WHAT YOU WILL DO: Say how many lines include "ΑΚΙΝΗΤΑ", with no words around the number.
*** MATERIAL SHOWN
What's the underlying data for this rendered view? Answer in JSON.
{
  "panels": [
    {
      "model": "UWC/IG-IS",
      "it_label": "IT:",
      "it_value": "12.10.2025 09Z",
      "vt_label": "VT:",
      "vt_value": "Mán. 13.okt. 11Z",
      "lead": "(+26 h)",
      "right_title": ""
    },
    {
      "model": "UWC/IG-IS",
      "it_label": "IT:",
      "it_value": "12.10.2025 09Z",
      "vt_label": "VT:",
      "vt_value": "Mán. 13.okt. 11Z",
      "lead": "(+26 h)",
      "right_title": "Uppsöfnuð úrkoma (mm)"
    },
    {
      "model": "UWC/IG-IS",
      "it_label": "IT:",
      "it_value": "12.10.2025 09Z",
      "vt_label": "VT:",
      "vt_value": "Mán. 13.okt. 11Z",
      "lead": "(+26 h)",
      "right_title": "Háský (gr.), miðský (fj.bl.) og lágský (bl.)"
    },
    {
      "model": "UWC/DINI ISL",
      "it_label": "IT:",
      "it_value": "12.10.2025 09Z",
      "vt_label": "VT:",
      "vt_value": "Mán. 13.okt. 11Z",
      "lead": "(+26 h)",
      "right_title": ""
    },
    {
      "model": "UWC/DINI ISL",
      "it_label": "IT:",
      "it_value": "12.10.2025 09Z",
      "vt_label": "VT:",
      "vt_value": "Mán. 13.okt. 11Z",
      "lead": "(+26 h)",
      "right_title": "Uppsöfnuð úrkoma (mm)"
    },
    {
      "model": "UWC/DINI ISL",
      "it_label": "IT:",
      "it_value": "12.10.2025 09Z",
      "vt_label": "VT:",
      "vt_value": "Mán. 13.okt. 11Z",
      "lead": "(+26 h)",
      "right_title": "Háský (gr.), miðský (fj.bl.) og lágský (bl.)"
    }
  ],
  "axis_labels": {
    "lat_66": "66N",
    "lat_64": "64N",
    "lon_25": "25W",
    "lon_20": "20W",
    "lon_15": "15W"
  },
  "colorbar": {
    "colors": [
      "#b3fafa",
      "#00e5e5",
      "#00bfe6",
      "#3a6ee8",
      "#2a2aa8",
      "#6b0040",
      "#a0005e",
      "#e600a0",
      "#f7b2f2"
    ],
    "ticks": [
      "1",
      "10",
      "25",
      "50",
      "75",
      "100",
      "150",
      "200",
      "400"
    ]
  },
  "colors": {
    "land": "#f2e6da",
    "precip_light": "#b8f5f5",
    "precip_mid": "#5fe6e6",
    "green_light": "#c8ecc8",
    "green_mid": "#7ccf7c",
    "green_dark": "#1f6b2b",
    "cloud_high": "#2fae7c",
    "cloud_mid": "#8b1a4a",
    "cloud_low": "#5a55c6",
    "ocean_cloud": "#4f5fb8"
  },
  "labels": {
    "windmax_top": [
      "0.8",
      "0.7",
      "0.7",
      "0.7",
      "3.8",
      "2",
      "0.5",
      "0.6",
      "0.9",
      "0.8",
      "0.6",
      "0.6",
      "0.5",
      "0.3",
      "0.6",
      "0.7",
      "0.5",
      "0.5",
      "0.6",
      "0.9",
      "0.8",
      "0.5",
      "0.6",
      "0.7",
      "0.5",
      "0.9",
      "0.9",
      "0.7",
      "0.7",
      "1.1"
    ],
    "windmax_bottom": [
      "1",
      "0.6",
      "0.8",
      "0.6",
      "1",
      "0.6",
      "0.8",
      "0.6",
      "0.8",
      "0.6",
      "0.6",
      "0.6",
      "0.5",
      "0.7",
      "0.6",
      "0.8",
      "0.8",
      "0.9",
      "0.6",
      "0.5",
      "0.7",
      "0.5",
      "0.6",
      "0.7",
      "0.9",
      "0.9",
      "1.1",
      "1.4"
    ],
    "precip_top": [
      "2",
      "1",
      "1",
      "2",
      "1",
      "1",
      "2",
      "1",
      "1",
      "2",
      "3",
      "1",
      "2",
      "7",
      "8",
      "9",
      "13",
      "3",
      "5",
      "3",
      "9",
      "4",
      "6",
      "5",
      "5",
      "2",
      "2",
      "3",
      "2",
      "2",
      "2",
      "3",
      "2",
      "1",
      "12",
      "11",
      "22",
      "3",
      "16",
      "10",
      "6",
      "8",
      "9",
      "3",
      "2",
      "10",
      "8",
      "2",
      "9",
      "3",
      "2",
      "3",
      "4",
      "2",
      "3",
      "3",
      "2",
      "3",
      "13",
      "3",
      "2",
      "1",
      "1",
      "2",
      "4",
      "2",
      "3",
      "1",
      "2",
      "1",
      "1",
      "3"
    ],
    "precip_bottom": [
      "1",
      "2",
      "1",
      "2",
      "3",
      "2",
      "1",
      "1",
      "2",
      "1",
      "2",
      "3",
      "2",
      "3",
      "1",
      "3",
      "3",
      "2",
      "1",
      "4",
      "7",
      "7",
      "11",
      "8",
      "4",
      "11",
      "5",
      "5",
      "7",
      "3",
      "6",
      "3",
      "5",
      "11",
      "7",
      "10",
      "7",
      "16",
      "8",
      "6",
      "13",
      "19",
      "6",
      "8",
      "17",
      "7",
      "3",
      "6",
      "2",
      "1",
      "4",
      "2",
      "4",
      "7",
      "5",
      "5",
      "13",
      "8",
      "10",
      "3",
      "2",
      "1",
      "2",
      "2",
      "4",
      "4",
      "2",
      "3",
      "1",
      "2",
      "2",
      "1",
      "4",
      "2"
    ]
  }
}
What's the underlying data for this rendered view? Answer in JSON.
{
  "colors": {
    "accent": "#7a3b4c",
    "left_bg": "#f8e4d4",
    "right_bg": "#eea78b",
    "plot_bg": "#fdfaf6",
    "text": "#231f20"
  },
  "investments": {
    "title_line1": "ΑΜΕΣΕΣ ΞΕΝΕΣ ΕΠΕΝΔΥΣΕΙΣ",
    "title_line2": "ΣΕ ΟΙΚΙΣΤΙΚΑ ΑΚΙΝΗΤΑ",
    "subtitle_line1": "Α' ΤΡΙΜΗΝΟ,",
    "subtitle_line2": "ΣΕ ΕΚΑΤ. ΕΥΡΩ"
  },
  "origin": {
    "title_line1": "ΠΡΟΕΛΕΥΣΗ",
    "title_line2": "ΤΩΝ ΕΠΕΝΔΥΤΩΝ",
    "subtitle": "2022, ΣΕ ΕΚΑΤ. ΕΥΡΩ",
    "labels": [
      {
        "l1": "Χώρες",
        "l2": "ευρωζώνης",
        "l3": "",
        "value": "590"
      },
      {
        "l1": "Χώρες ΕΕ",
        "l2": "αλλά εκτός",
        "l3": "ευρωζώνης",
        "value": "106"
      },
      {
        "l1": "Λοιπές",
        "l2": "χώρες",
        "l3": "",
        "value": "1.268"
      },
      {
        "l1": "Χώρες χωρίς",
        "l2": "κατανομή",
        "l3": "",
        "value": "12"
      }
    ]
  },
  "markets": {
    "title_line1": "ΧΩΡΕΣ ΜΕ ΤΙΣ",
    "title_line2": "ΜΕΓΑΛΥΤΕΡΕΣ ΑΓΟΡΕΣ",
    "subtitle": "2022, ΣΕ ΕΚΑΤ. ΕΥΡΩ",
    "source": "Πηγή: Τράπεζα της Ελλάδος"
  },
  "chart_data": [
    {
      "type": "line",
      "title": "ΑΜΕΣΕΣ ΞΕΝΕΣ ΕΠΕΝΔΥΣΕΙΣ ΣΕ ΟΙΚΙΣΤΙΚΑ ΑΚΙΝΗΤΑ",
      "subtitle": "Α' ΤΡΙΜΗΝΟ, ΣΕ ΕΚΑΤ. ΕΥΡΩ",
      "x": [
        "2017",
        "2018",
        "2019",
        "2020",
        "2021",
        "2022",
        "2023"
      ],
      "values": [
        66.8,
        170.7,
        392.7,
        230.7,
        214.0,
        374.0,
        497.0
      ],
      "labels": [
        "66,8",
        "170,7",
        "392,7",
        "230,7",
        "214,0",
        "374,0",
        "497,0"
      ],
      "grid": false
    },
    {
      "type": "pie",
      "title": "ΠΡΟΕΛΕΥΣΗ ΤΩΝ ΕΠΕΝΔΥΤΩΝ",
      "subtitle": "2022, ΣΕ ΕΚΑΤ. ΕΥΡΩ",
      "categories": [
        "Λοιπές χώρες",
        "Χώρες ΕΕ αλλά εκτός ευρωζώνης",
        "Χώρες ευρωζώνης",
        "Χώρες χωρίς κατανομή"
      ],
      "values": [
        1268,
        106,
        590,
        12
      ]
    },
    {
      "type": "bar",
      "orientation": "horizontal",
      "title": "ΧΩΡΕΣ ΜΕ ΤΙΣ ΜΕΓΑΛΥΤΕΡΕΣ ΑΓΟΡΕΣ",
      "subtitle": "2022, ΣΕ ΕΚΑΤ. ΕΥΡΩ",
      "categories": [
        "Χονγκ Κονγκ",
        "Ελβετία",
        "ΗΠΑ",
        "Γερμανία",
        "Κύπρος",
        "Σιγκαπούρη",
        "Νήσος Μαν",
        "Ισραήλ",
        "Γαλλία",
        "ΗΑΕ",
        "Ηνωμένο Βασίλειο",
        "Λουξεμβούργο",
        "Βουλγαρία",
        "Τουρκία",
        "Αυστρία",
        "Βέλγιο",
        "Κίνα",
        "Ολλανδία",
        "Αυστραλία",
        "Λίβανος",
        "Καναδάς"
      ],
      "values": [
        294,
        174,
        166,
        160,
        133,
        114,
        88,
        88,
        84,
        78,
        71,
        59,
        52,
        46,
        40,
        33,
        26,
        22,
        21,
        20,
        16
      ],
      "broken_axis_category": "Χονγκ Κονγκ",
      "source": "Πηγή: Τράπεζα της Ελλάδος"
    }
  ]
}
******
ANSWER TO THE PROBLEM: 2